═════ Dataset records ═════

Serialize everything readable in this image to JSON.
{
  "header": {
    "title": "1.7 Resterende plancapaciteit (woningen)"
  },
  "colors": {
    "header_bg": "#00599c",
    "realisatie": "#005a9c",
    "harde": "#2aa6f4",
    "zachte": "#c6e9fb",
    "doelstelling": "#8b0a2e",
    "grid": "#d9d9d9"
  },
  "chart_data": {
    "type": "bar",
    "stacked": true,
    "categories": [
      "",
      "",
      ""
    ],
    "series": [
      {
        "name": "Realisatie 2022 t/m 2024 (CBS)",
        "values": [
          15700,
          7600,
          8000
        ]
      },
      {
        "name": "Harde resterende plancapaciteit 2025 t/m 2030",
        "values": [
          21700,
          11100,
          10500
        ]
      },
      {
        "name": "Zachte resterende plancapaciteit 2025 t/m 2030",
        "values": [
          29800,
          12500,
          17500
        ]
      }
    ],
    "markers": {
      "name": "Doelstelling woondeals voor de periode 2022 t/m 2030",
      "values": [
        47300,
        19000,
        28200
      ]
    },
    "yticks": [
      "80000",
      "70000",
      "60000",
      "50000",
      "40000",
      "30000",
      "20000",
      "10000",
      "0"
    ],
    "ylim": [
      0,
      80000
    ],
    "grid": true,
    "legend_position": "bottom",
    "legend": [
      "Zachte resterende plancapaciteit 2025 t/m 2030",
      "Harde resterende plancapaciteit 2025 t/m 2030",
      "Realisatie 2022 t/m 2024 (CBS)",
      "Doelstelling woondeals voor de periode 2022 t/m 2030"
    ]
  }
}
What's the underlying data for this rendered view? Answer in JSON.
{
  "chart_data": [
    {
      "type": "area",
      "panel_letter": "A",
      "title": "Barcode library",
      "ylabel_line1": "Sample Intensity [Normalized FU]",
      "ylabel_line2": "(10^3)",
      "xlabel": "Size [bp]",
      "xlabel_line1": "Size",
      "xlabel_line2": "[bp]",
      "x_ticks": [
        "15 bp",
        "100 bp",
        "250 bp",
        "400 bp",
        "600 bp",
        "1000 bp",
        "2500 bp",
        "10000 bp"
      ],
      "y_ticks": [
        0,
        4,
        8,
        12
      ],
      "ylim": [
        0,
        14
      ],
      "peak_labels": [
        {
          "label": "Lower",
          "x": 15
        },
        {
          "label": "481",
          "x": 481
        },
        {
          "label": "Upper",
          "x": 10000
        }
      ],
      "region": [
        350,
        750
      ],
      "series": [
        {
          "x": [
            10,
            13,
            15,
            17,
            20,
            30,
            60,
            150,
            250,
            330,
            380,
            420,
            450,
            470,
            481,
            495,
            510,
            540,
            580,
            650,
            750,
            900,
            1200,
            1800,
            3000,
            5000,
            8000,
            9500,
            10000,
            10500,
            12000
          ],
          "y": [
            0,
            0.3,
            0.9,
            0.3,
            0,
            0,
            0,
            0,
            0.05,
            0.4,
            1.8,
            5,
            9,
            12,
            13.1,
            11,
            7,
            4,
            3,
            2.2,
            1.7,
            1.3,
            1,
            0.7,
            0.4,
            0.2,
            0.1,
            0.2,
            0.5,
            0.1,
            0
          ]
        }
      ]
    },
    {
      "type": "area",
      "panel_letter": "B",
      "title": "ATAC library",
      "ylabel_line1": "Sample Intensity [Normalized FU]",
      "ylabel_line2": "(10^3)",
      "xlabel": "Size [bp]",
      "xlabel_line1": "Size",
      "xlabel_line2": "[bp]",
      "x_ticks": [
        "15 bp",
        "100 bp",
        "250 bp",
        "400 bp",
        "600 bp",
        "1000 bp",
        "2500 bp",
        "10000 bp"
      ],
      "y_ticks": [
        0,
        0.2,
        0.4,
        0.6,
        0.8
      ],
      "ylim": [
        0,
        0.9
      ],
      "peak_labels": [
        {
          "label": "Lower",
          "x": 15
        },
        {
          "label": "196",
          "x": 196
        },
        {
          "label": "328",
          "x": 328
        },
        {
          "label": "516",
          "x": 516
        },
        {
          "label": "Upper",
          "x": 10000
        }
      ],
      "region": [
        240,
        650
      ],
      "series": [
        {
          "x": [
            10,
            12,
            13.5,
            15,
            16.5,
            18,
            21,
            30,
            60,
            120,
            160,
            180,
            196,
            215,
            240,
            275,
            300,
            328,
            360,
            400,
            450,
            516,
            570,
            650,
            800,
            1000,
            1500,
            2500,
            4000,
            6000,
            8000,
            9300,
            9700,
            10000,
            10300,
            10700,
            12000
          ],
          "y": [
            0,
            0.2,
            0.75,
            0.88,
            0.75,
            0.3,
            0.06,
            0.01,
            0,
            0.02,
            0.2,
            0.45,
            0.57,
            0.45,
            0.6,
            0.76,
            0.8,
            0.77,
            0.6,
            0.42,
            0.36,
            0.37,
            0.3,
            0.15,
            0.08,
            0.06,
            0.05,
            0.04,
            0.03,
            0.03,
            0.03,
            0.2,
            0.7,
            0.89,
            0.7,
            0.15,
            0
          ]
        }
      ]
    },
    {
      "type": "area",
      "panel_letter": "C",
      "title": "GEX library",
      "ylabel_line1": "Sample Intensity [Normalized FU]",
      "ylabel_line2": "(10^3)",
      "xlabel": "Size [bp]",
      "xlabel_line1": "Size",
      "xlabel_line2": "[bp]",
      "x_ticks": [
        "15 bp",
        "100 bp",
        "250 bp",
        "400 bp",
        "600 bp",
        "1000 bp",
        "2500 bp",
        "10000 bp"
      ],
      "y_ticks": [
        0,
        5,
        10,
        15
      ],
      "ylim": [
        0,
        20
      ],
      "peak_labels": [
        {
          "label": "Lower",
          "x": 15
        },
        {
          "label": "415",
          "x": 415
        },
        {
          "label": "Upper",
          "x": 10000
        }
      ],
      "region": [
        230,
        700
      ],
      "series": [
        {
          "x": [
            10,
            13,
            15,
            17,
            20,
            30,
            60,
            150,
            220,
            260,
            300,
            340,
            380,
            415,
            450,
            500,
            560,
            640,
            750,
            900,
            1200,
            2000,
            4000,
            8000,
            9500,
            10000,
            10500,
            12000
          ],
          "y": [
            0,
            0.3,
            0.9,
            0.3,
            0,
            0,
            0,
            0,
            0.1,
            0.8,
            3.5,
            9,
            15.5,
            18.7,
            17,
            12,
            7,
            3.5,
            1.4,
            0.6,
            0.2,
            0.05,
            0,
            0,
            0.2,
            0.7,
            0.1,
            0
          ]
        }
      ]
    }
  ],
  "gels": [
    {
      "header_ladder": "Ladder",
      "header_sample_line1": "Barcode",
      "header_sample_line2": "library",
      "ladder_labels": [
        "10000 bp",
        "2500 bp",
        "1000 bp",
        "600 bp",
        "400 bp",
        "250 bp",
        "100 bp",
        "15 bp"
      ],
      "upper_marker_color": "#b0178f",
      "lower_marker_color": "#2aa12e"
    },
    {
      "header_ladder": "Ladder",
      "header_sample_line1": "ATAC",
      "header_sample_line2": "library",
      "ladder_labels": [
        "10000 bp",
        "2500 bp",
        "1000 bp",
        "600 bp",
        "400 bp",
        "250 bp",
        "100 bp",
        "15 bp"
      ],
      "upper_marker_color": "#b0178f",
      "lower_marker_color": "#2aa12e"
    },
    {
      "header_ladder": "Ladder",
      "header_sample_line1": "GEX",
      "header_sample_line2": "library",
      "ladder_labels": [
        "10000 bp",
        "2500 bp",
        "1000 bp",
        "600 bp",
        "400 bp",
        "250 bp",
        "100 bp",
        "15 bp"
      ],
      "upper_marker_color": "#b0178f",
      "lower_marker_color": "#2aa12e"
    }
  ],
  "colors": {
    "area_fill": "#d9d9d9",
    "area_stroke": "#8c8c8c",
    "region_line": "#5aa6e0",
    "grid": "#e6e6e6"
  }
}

═════
═════ Dataset records ═════

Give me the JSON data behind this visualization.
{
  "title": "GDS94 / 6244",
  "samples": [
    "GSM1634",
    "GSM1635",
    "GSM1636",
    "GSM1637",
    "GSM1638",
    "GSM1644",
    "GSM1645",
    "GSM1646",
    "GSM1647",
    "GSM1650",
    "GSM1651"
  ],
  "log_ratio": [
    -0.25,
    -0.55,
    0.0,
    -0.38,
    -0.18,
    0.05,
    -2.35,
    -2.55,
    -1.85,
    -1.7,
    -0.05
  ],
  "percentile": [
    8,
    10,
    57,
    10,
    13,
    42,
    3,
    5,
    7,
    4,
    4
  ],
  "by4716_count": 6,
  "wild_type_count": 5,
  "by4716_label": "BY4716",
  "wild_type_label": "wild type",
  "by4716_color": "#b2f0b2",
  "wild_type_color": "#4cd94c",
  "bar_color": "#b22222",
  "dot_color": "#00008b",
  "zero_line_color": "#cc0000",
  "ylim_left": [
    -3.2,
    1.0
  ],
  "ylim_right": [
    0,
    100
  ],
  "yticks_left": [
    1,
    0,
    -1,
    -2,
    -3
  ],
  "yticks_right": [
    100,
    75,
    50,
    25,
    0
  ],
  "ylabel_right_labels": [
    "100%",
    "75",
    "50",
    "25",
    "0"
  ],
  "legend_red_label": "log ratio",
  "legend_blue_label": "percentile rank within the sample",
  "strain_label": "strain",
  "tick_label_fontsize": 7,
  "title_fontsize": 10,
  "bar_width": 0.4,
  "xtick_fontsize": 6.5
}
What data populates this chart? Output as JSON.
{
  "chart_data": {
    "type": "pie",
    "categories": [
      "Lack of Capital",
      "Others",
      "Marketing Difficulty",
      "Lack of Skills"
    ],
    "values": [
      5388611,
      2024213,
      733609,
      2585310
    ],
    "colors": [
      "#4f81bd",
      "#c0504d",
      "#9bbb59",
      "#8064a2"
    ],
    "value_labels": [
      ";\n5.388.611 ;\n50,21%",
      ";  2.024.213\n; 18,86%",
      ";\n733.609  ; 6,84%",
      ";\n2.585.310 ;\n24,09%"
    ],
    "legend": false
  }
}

═════

__Problem statement__
Scan the listing above and copy all lines containing the word "ATAC".

__Exercise solution__
      "title": "ATAC library",
      "header_sample_line1": "ATAC",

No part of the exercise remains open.